What you should do: Word for word, quote all of the material, omitting the pictures.

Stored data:
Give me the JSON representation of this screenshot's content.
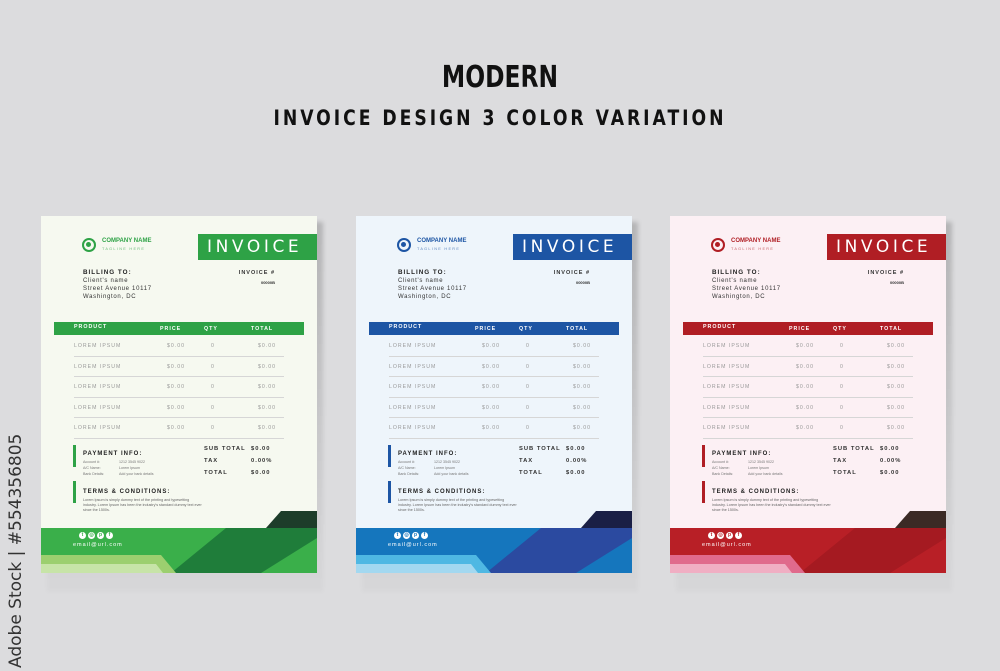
{
  "header": {
    "title": "MODERN",
    "subtitle": "INVOICE DESIGN 3 COLOR VARIATION"
  },
  "credit": "Adobe Stock | #554356805",
  "invoices": [
    {
      "variant": "green",
      "colors": {
        "accent": "#2ea246",
        "paper": "#f6f9f0",
        "footer_main": "#3aaf4a",
        "footer_dark": "#1f7d3a",
        "stripe_light": "#9ccf6f",
        "stripe_lighter": "#c7e4a8",
        "corner": "#1d3d2a"
      },
      "company_name": "COMPANY NAME",
      "tagline": "TAGLINE HERE",
      "invoice_title": "INVOICE",
      "billing": {
        "label": "BILLING TO:",
        "client": "Client's name",
        "street": "Street Avenue 10117",
        "city": "Washington, DC"
      },
      "invoice_number": {
        "label": "INVOICE #",
        "value": "00000B"
      },
      "table": {
        "columns": [
          "PRODUCT",
          "PRICE",
          "QTY",
          "TOTAL"
        ],
        "rows": [
          [
            "LOREM IPSUM",
            "$0.00",
            "0",
            "$0.00"
          ],
          [
            "LOREM IPSUM",
            "$0.00",
            "0",
            "$0.00"
          ],
          [
            "LOREM IPSUM",
            "$0.00",
            "0",
            "$0.00"
          ],
          [
            "LOREM IPSUM",
            "$0.00",
            "0",
            "$0.00"
          ],
          [
            "LOREM IPSUM",
            "$0.00",
            "0",
            "$0.00"
          ]
        ]
      },
      "payment": {
        "title": "PAYMENT INFO:",
        "items": [
          {
            "key": "Account #:",
            "value": "1212 3545 9022"
          },
          {
            "key": "A/C Name:",
            "value": "Lorem Ipsum"
          },
          {
            "key": "Bank Details:",
            "value": "Add your bank details"
          }
        ]
      },
      "totals": [
        {
          "label": "SUB TOTAL",
          "value": "$0.00"
        },
        {
          "label": "TAX",
          "value": "0.00%"
        },
        {
          "label": "TOTAL",
          "value": "$0.00"
        }
      ],
      "terms": {
        "title": "TERMS & CONDITIONS:",
        "text": "Lorem Ipsum is simply dummy text of the printing and typesetting industry. Lorem Ipsum has been the industry's standard dummy text ever since the 1500s."
      },
      "socials": [
        "twitter-icon",
        "instagram-icon",
        "pinterest-icon",
        "facebook-icon"
      ],
      "email": "email@url.com"
    },
    {
      "variant": "blue",
      "colors": {
        "accent": "#1d55a4",
        "paper": "#eef5fb",
        "footer_main": "#1576bd",
        "footer_dark": "#2b4aa0",
        "stripe_light": "#4fb8e3",
        "stripe_lighter": "#a3d8f0",
        "corner": "#1a1f45"
      },
      "company_name": "COMPANY NAME",
      "tagline": "TAGLINE HERE",
      "invoice_title": "INVOICE",
      "billing": {
        "label": "BILLING TO:",
        "client": "Client's name",
        "street": "Street Avenue 10117",
        "city": "Washington, DC"
      },
      "invoice_number": {
        "label": "INVOICE #",
        "value": "00000B"
      },
      "table": {
        "columns": [
          "PRODUCT",
          "PRICE",
          "QTY",
          "TOTAL"
        ],
        "rows": [
          [
            "LOREM IPSUM",
            "$0.00",
            "0",
            "$0.00"
          ],
          [
            "LOREM IPSUM",
            "$0.00",
            "0",
            "$0.00"
          ],
          [
            "LOREM IPSUM",
            "$0.00",
            "0",
            "$0.00"
          ],
          [
            "LOREM IPSUM",
            "$0.00",
            "0",
            "$0.00"
          ],
          [
            "LOREM IPSUM",
            "$0.00",
            "0",
            "$0.00"
          ]
        ]
      },
      "payment": {
        "title": "PAYMENT INFO:",
        "items": [
          {
            "key": "Account #:",
            "value": "1212 3545 9022"
          },
          {
            "key": "A/C Name:",
            "value": "Lorem Ipsum"
          },
          {
            "key": "Bank Details:",
            "value": "Add your bank details"
          }
        ]
      },
      "totals": [
        {
          "label": "SUB TOTAL",
          "value": "$0.00"
        },
        {
          "label": "TAX",
          "value": "0.00%"
        },
        {
          "label": "TOTAL",
          "value": "$0.00"
        }
      ],
      "terms": {
        "title": "TERMS & CONDITIONS:",
        "text": "Lorem Ipsum is simply dummy text of the printing and typesetting industry. Lorem Ipsum has been the industry's standard dummy text ever since the 1500s."
      },
      "socials": [
        "twitter-icon",
        "instagram-icon",
        "pinterest-icon",
        "facebook-icon"
      ],
      "email": "email@url.com"
    },
    {
      "variant": "red",
      "colors": {
        "accent": "#b01e24",
        "paper": "#fcf0f4",
        "footer_main": "#b81f26",
        "footer_dark": "#a51a21",
        "stripe_light": "#e06a8c",
        "stripe_lighter": "#f0aec3",
        "corner": "#3b2a25"
      },
      "company_name": "COMPANY NAME",
      "tagline": "TAGLINE HERE",
      "invoice_title": "INVOICE",
      "billing": {
        "label": "BILLING TO:",
        "client": "Client's name",
        "street": "Street Avenue 10117",
        "city": "Washington, DC"
      },
      "invoice_number": {
        "label": "INVOICE #",
        "value": "00000B"
      },
      "table": {
        "columns": [
          "PRODUCT",
          "PRICE",
          "QTY",
          "TOTAL"
        ],
        "rows": [
          [
            "LOREM IPSUM",
            "$0.00",
            "0",
            "$0.00"
          ],
          [
            "LOREM IPSUM",
            "$0.00",
            "0",
            "$0.00"
          ],
          [
            "LOREM IPSUM",
            "$0.00",
            "0",
            "$0.00"
          ],
          [
            "LOREM IPSUM",
            "$0.00",
            "0",
            "$0.00"
          ],
          [
            "LOREM IPSUM",
            "$0.00",
            "0",
            "$0.00"
          ]
        ]
      },
      "payment": {
        "title": "PAYMENT INFO:",
        "items": [
          {
            "key": "Account #:",
            "value": "1212 3545 9022"
          },
          {
            "key": "A/C Name:",
            "value": "Lorem Ipsum"
          },
          {
            "key": "Bank Details:",
            "value": "Add your bank details"
          }
        ]
      },
      "totals": [
        {
          "label": "SUB TOTAL",
          "value": "$0.00"
        },
        {
          "label": "TAX",
          "value": "0.00%"
        },
        {
          "label": "TOTAL",
          "value": "$0.00"
        }
      ],
      "terms": {
        "title": "TERMS & CONDITIONS:",
        "text": "Lorem Ipsum is simply dummy text of the printing and typesetting industry. Lorem Ipsum has been the industry's standard dummy text ever since the 1500s."
      },
      "socials": [
        "twitter-icon",
        "instagram-icon",
        "pinterest-icon",
        "facebook-icon"
      ],
      "email": "email@url.com"
    }
  ]
}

Correct answer:
Give me the JSON representation of this screenshot's content.
{
  "header": {
    "title": "MODERN",
    "subtitle": "INVOICE DESIGN 3 COLOR VARIATION"
  },
  "credit": "Adobe Stock | #554356805",
  "invoices": [
    {
      "variant": "green",
      "colors": {
        "accent": "#2ea246",
        "paper": "#f6f9f0",
        "footer_main": "#3aaf4a",
        "footer_dark": "#1f7d3a",
        "stripe_light": "#9ccf6f",
        "stripe_lighter": "#c7e4a8",
        "corner": "#1d3d2a"
      },
      "company_name": "COMPANY NAME",
      "tagline": "TAGLINE HERE",
      "invoice_title": "INVOICE",
      "billing": {
        "label": "BILLING TO:",
        "client": "Client's name",
        "street": "Street Avenue 10117",
        "city": "Washington, DC"
      },
      "invoice_number": {
        "label": "INVOICE #",
        "value": "00000B"
      },
      "table": {
        "columns": [
          "PRODUCT",
          "PRICE",
          "QTY",
          "TOTAL"
        ],
        "rows": [
          [
            "LOREM IPSUM",
            "$0.00",
            "0",
            "$0.00"
          ],
          [
            "LOREM IPSUM",
            "$0.00",
            "0",
            "$0.00"
          ],
          [
            "LOREM IPSUM",
            "$0.00",
            "0",
            "$0.00"
          ],
          [
            "LOREM IPSUM",
            "$0.00",
            "0",
            "$0.00"
          ],
          [
            "LOREM IPSUM",
            "$0.00",
            "0",
            "$0.00"
          ]
        ]
      },
      "payment": {
        "title": "PAYMENT INFO:",
        "items": [
          {
            "key": "Account #:",
            "value": "1212 3545 9022"
          },
          {
            "key": "A/C Name:",
            "value": "Lorem Ipsum"
          },
          {
            "key": "Bank Details:",
            "value": "Add your bank details"
          }
        ]
      },
      "totals": [
        {
          "label": "SUB TOTAL",
          "value": "$0.00"
        },
        {
          "label": "TAX",
          "value": "0.00%"
        },
        {
          "label": "TOTAL",
          "value": "$0.00"
        }
      ],
      "terms": {
        "title": "TERMS & CONDITIONS:",
        "text": "Lorem Ipsum is simply dummy text of the printing and typesetting industry. Lorem Ipsum has been the industry's standard dummy text ever since the 1500s."
      },
      "socials": [
        "twitter-icon",
        "instagram-icon",
        "pinterest-icon",
        "facebook-icon"
      ],
      "email": "email@url.com"
    },
    {
      "variant": "blue",
      "colors": {
        "accent": "#1d55a4",
        "paper": "#eef5fb",
        "footer_main": "#1576bd",
        "footer_dark": "#2b4aa0",
        "stripe_light": "#4fb8e3",
        "stripe_lighter": "#a3d8f0",
        "corner": "#1a1f45"
      },
      "company_name": "COMPANY NAME",
      "tagline": "TAGLINE HERE",
      "invoice_title": "INVOICE",
      "billing": {
        "label": "BILLING TO:",
        "client": "Client's name",
        "street": "Street Avenue 10117",
        "city": "Washington, DC"
      },
      "invoice_number": {
        "label": "INVOICE #",
        "value": "00000B"
      },
      "table": {
        "columns": [
          "PRODUCT",
          "PRICE",
          "QTY",
          "TOTAL"
        ],
        "rows": [
          [
            "LOREM IPSUM",
            "$0.00",
            "0",
            "$0.00"
          ],
          [
            "LOREM IPSUM",
            "$0.00",
            "0",
            "$0.00"
          ],
          [
            "LOREM IPSUM",
            "$0.00",
            "0",
            "$0.00"
          ],
          [
            "LOREM IPSUM",
            "$0.00",
            "0",
            "$0.00"
          ],
          [
            "LOREM IPSUM",
            "$0.00",
            "0",
            "$0.00"
          ]
        ]
      },
      "payment": {
        "title": "PAYMENT INFO:",
        "items": [
          {
            "key": "Account #:",
            "value": "1212 3545 9022"
          },
          {
            "key": "A/C Name:",
            "value": "Lorem Ipsum"
          },
          {
            "key": "Bank Details:",
            "value": "Add your bank details"
          }
        ]
      },
      "totals": [
        {
          "label": "SUB TOTAL",
          "value": "$0.00"
        },
        {
          "label": "TAX",
          "value": "0.00%"
        },
        {
          "label": "TOTAL",
          "value": "$0.00"
        }
      ],
      "terms": {
        "title": "TERMS & CONDITIONS:",
        "text": "Lorem Ipsum is simply dummy text of the printing and typesetting industry. Lorem Ipsum has been the industry's standard dummy text ever since the 1500s."
      },
      "socials": [
        "twitter-icon",
        "instagram-icon",
        "pinterest-icon",
        "facebook-icon"
      ],
      "email": "email@url.com"
    },
    {
      "variant": "red",
      "colors": {
        "accent": "#b01e24",
        "paper": "#fcf0f4",
        "footer_main": "#b81f26",
        "footer_dark": "#a51a21",
        "stripe_light": "#e06a8c",
        "stripe_lighter": "#f0aec3",
        "corner": "#3b2a25"
      },
      "company_name": "COMPANY NAME",
      "tagline": "TAGLINE HERE",
      "invoice_title": "INVOICE",
      "billing": {
        "label": "BILLING TO:",
        "client": "Client's name",
        "street": "Street Avenue 10117",
        "city": "Washington, DC"
      },
      "invoice_number": {
        "label": "INVOICE #",
        "value": "00000B"
      },
      "table": {
        "columns": [
          "PRODUCT",
          "PRICE",
          "QTY",
          "TOTAL"
        ],
        "rows": [
          [
            "LOREM IPSUM",
            "$0.00",
            "0",
            "$0.00"
          ],
          [
            "LOREM IPSUM",
            "$0.00",
            "0",
            "$0.00"
          ],
          [
            "LOREM IPSUM",
            "$0.00",
            "0",
            "$0.00"
          ],
          [
            "LOREM IPSUM",
            "$0.00",
            "0",
            "$0.00"
          ],
          [
            "LOREM IPSUM",
            "$0.00",
            "0",
            "$0.00"
          ]
        ]
      },
      "payment": {
        "title": "PAYMENT INFO:",
        "items": [
          {
            "key": "Account #:",
            "value": "1212 3545 9022"
          },
          {
            "key": "A/C Name:",
            "value": "Lorem Ipsum"
          },
          {
            "key": "Bank Details:",
            "value": "Add your bank details"
          }
        ]
      },
      "totals": [
        {
          "label": "SUB TOTAL",
          "value": "$0.00"
        },
        {
          "label": "TAX",
          "value": "0.00%"
        },
        {
          "label": "TOTAL",
          "value": "$0.00"
        }
      ],
      "terms": {
        "title": "TERMS & CONDITIONS:",
        "text": "Lorem Ipsum is simply dummy text of the printing and typesetting industry. Lorem Ipsum has been the industry's standard dummy text ever since the 1500s."
      },
      "socials": [
        "twitter-icon",
        "instagram-icon",
        "pinterest-icon",
        "facebook-icon"
      ],
      "email": "email@url.com"
    }
  ]
}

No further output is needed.